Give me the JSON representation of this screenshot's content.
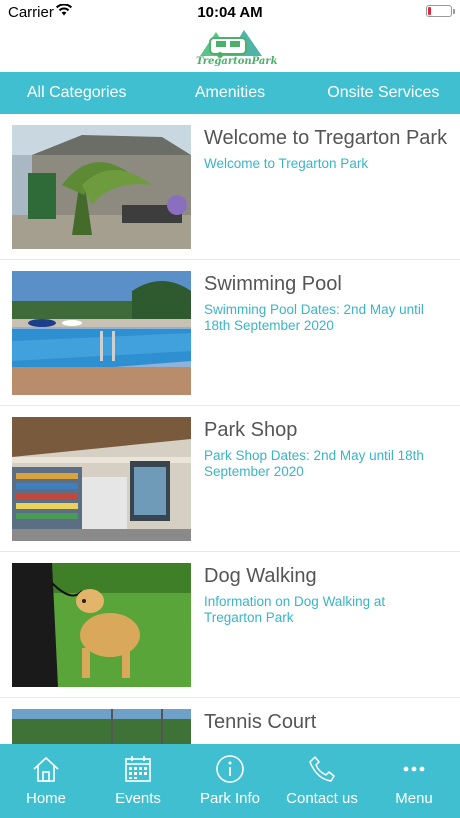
{
  "status": {
    "carrier": "Carrier",
    "time": "10:04 AM"
  },
  "brand": {
    "logo_text": "TregartonPark"
  },
  "categories": [
    {
      "label": "All Categories"
    },
    {
      "label": "Amenities"
    },
    {
      "label": "Onsite Services"
    }
  ],
  "items": [
    {
      "title": "Welcome to Tregarton Park",
      "description": "Welcome to Tregarton Park"
    },
    {
      "title": "Swimming Pool",
      "description": "Swimming Pool Dates: 2nd May until 18th September 2020"
    },
    {
      "title": "Park Shop",
      "description": "Park Shop Dates: 2nd May until 18th September 2020"
    },
    {
      "title": "Dog Walking",
      "description": "Information on Dog Walking at Tregarton Park"
    },
    {
      "title": "Tennis Court",
      "description": ""
    }
  ],
  "nav": [
    {
      "label": "Home",
      "icon": "home-icon"
    },
    {
      "label": "Events",
      "icon": "calendar-icon"
    },
    {
      "label": "Park Info",
      "icon": "info-icon"
    },
    {
      "label": "Contact us",
      "icon": "phone-icon"
    },
    {
      "label": "Menu",
      "icon": "more-icon"
    }
  ],
  "colors": {
    "accent": "#3fbfd0",
    "link": "#3ab4c8",
    "logo_green": "#4caf6a"
  }
}
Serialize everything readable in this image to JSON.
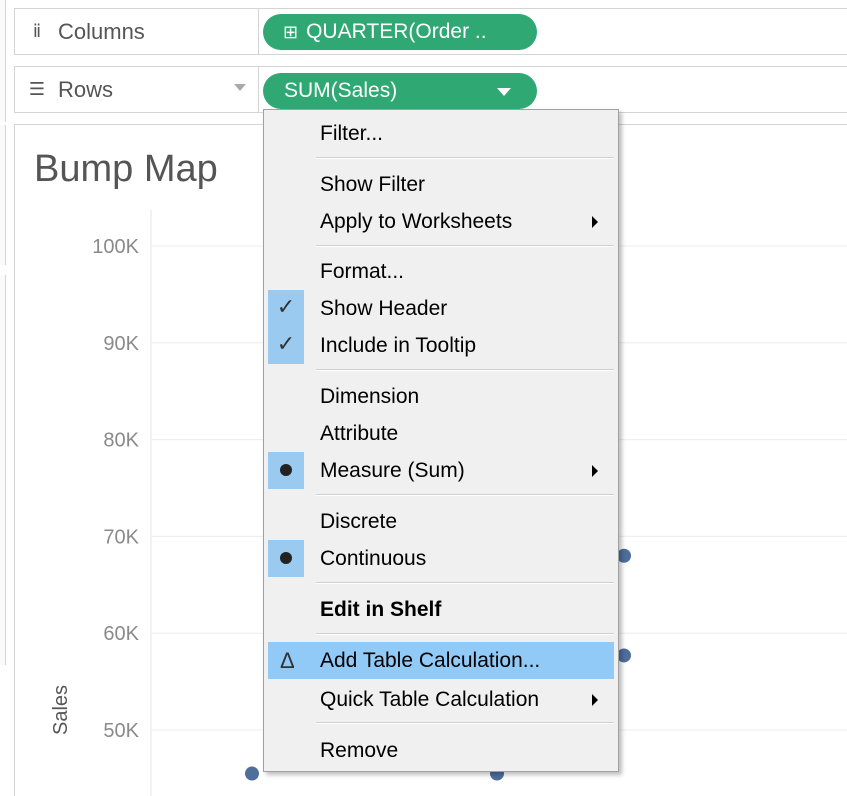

Work to be completed.
For the entries shown above, give the number of lines that include the word "JSON", without any other text.

Written answer.
2